Copy every line from the records below that holds the word "бюджете".

*-*-*

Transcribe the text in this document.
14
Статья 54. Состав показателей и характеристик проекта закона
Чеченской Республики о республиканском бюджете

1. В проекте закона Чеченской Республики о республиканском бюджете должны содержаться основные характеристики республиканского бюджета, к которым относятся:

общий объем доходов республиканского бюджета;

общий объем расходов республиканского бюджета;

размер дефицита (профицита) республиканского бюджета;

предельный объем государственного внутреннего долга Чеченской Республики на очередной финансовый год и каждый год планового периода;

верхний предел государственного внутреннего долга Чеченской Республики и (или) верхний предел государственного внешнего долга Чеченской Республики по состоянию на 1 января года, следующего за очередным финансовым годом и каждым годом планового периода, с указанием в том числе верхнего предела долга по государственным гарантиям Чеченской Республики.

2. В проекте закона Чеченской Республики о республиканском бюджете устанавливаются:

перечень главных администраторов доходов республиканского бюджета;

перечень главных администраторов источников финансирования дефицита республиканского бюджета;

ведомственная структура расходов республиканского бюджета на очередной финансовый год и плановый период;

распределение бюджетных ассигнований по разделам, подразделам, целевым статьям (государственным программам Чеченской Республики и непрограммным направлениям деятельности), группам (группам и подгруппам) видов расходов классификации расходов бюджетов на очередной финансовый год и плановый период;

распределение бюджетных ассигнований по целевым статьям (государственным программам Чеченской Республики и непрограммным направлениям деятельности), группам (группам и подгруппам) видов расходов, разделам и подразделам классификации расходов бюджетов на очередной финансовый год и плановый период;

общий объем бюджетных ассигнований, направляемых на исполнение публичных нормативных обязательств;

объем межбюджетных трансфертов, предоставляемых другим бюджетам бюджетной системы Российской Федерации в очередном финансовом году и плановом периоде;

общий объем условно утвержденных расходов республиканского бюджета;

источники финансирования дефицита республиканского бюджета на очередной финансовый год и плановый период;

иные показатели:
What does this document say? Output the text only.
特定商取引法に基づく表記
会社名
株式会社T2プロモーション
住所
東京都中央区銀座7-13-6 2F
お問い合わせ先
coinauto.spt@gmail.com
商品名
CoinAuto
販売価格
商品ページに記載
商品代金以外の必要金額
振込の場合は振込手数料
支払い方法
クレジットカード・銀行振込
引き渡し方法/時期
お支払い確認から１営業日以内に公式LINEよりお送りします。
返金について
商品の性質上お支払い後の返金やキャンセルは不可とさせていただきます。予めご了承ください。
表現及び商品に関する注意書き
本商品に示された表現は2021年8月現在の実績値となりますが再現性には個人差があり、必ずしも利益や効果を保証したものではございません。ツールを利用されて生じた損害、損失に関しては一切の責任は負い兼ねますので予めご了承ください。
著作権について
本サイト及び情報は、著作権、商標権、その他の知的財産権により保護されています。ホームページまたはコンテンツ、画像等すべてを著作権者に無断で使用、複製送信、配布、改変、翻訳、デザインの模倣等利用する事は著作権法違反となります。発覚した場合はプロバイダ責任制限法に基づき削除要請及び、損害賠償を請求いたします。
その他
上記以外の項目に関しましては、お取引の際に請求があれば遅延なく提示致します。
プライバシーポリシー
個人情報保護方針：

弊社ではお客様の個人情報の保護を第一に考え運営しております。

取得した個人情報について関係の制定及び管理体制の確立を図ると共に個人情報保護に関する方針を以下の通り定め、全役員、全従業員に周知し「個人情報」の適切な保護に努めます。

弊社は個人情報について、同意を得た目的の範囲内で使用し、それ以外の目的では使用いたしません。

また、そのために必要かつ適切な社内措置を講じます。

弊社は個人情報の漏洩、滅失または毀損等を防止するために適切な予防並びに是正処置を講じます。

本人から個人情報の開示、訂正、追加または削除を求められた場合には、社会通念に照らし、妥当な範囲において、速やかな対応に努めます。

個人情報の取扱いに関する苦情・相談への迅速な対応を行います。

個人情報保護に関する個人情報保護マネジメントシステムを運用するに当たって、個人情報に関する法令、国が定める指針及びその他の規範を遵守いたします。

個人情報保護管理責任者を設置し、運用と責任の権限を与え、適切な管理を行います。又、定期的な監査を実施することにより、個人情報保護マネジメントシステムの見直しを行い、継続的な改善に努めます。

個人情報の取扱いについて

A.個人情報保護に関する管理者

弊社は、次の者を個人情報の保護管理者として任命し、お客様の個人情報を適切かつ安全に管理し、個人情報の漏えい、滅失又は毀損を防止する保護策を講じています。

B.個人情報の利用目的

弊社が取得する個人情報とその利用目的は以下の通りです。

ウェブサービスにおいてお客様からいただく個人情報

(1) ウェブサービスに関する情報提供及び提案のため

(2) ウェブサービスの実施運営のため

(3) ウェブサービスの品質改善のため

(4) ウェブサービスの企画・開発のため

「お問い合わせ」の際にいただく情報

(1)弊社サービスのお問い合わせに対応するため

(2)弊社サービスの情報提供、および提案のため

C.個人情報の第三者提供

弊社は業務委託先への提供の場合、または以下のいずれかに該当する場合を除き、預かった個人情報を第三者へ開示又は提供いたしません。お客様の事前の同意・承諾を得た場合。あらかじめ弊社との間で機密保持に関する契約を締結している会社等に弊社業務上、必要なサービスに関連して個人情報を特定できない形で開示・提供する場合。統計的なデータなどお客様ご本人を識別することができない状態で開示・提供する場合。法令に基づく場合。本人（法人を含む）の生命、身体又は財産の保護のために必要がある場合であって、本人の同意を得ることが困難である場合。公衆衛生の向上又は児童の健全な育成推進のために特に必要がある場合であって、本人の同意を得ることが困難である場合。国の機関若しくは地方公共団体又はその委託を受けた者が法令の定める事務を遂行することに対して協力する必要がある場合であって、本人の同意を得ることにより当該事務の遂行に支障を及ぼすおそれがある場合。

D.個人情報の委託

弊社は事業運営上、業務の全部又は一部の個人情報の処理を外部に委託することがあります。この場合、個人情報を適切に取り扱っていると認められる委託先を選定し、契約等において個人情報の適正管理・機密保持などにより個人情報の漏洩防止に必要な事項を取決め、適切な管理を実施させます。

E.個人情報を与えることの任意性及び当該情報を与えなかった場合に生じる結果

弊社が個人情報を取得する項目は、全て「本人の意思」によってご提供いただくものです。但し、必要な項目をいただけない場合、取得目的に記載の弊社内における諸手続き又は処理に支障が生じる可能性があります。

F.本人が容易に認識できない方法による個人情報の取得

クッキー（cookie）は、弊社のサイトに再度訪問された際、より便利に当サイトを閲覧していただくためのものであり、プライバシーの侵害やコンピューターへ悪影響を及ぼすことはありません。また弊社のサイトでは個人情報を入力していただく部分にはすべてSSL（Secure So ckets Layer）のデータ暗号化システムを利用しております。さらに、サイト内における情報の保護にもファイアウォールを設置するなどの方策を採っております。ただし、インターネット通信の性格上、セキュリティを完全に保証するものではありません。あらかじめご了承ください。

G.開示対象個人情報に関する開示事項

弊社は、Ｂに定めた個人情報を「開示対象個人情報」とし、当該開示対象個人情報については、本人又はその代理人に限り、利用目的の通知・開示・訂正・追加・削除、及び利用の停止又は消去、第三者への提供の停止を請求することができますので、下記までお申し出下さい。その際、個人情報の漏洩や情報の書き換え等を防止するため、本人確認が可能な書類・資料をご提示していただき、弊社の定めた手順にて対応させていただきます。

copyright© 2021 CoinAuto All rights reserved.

*-*-*

_Answer to the problem_.
Чеченской Республики о республиканском бюджете
1. В проекте закона Чеченской Республики о республиканском бюджете должны содержаться основные характеристики республиканского бюджета, к которым относятся:
2. В проекте закона Чеченской Республики о республиканском бюджете устанавливаются:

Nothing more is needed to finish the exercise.